● Exercise requirements
Every line of the listing must be reproduced as it stands. Leave the images behind.

● Stored records
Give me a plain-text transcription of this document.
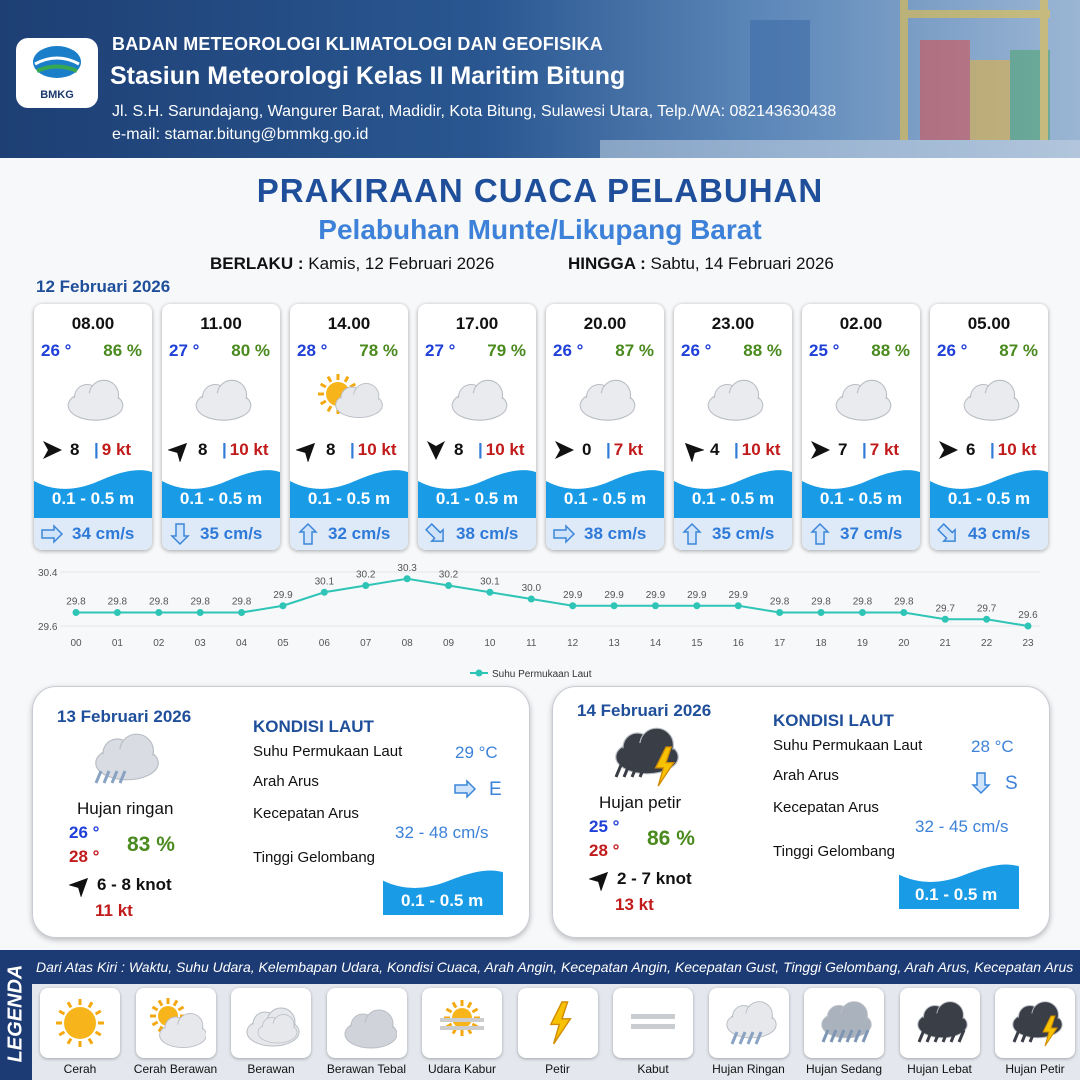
BMKG
BADAN METEOROLOGI KLIMATOLOGI DAN GEOFISIKA
Stasiun Meteorologi Kelas II Maritim Bitung
Jl. S.H. Sarundajang, Wangurer Barat, Madidir, Kota Bitung, Sulawesi Utara, Telp./WA: 082143630438
e-mail: stamar.bitung@bmmkg.go.id
PRAKIRAAN CUACA PELABUHAN
Pelabuhan Munte/Likupang Barat
BERLAKU : Kamis, 12 Februari 2026	HINGGA : Sabtu, 14 Februari 2026
12 Februari 2026
08.00
26 ° 86 %
8 | 9 kt
0.1 - 0.5 m
34 cm/s
11.00
27 ° 80 %
8 | 10 kt
0.1 - 0.5 m
35 cm/s
14.00
28 ° 78 %
8 | 10 kt
0.1 - 0.5 m
32 cm/s
17.00
27 ° 79 %
8 | 10 kt
0.1 - 0.5 m
38 cm/s
20.00
26 ° 87 %
0 | 7 kt
0.1 - 0.5 m
38 cm/s
23.00
26 ° 88 %
4 | 10 kt
0.1 - 0.5 m
35 cm/s
02.00
25 ° 88 %
7 | 7 kt
0.1 - 0.5 m
37 cm/s
05.00
26 ° 87 %
6 | 10 kt
0.1 - 0.5 m
43 cm/s
30.4
29.6
29.8
00
29.8
01
29.8
02
29.8
03
29.8
04
29.9
05
30.1
06
30.2
07
30.3
08
30.2
09
30.1
10
30.0
11
29.9
12
29.9
13
29.9
14
29.9
15
29.9
16
29.8
17
29.8
18
29.8
19
29.8
20
29.7
21
29.7
22
29.6
23
Suhu Permukaan Laut
13 Februari 2026
Hujan ringan
26 °
28 °
83 %
6 - 8 knot
11 kt
KONDISI LAUT
Suhu Permukaan Laut	29 °C
Arah Arus	E
Kecepatan Arus
32 - 48 cm/s
Tinggi Gelombang
0.1 - 0.5 m
14 Februari 2026
Hujan petir
25 °
28 °
86 %
2 - 7 knot
13 kt
KONDISI LAUT
Suhu Permukaan Laut	28 °C
Arah Arus	S
Kecepatan Arus
32 - 45 cm/s
Tinggi Gelombang
0.1 - 0.5 m
LEGENDA Dari Atas Kiri : Waktu, Suhu Udara, Kelembapan Udara, Kondisi Cuaca, Arah Angin, Kecepatan Angin, Kecepatan Gust, Tinggi Gelombang, Arah Arus, Kecepatan Arus
Cerah	Cerah Berawan	Berawan	Berawan Tebal	Udara Kabur	Petir	Kabut	Hujan Ringan	Hujan Sedang	Hujan Lebat	Hujan Petir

● Problem solution
Give me a plain-text transcription of this document.
BMKG
BADAN METEOROLOGI KLIMATOLOGI DAN GEOFISIKA
Stasiun Meteorologi Kelas II Maritim Bitung
Jl. S.H. Sarundajang, Wangurer Barat, Madidir, Kota Bitung, Sulawesi Utara, Telp./WA: 082143630438
e-mail: stamar.bitung@bmmkg.go.id
PRAKIRAAN CUACA PELABUHAN
Pelabuhan Munte/Likupang Barat
BERLAKU : Kamis, 12 Februari 2026	HINGGA : Sabtu, 14 Februari 2026
12 Februari 2026
08.00
26 ° 86 %
8 | 9 kt
0.1 - 0.5 m
34 cm/s
11.00
27 ° 80 %
8 | 10 kt
0.1 - 0.5 m
35 cm/s
14.00
28 ° 78 %
8 | 10 kt
0.1 - 0.5 m
32 cm/s
17.00
27 ° 79 %
8 | 10 kt
0.1 - 0.5 m
38 cm/s
20.00
26 ° 87 %
0 | 7 kt
0.1 - 0.5 m
38 cm/s
23.00
26 ° 88 %
4 | 10 kt
0.1 - 0.5 m
35 cm/s
02.00
25 ° 88 %
7 | 7 kt
0.1 - 0.5 m
37 cm/s
05.00
26 ° 87 %
6 | 10 kt
0.1 - 0.5 m
43 cm/s
30.4
29.6
29.8
00
29.8
01
29.8
02
29.8
03
29.8
04
29.9
05
30.1
06
30.2
07
30.3
08
30.2
09
30.1
10
30.0
11
29.9
12
29.9
13
29.9
14
29.9
15
29.9
16
29.8
17
29.8
18
29.8
19
29.8
20
29.7
21
29.7
22
29.6
23
Suhu Permukaan Laut
13 Februari 2026
Hujan ringan
26 °
28 °
83 %
6 - 8 knot
11 kt
KONDISI LAUT
Suhu Permukaan Laut	29 °C
Arah Arus	E
Kecepatan Arus
32 - 48 cm/s
Tinggi Gelombang
0.1 - 0.5 m
14 Februari 2026
Hujan petir
25 °
28 °
86 %
2 - 7 knot
13 kt
KONDISI LAUT
Suhu Permukaan Laut	28 °C
Arah Arus	S
Kecepatan Arus
32 - 45 cm/s
Tinggi Gelombang
0.1 - 0.5 m
LEGENDA Dari Atas Kiri : Waktu, Suhu Udara, Kelembapan Udara, Kondisi Cuaca, Arah Angin, Kecepatan Angin, Kecepatan Gust, Tinggi Gelombang, Arah Arus, Kecepatan Arus
Cerah	Cerah Berawan	Berawan	Berawan Tebal	Udara Kabur	Petir	Kabut	Hujan Ringan	Hujan Sedang	Hujan Lebat	Hujan Petir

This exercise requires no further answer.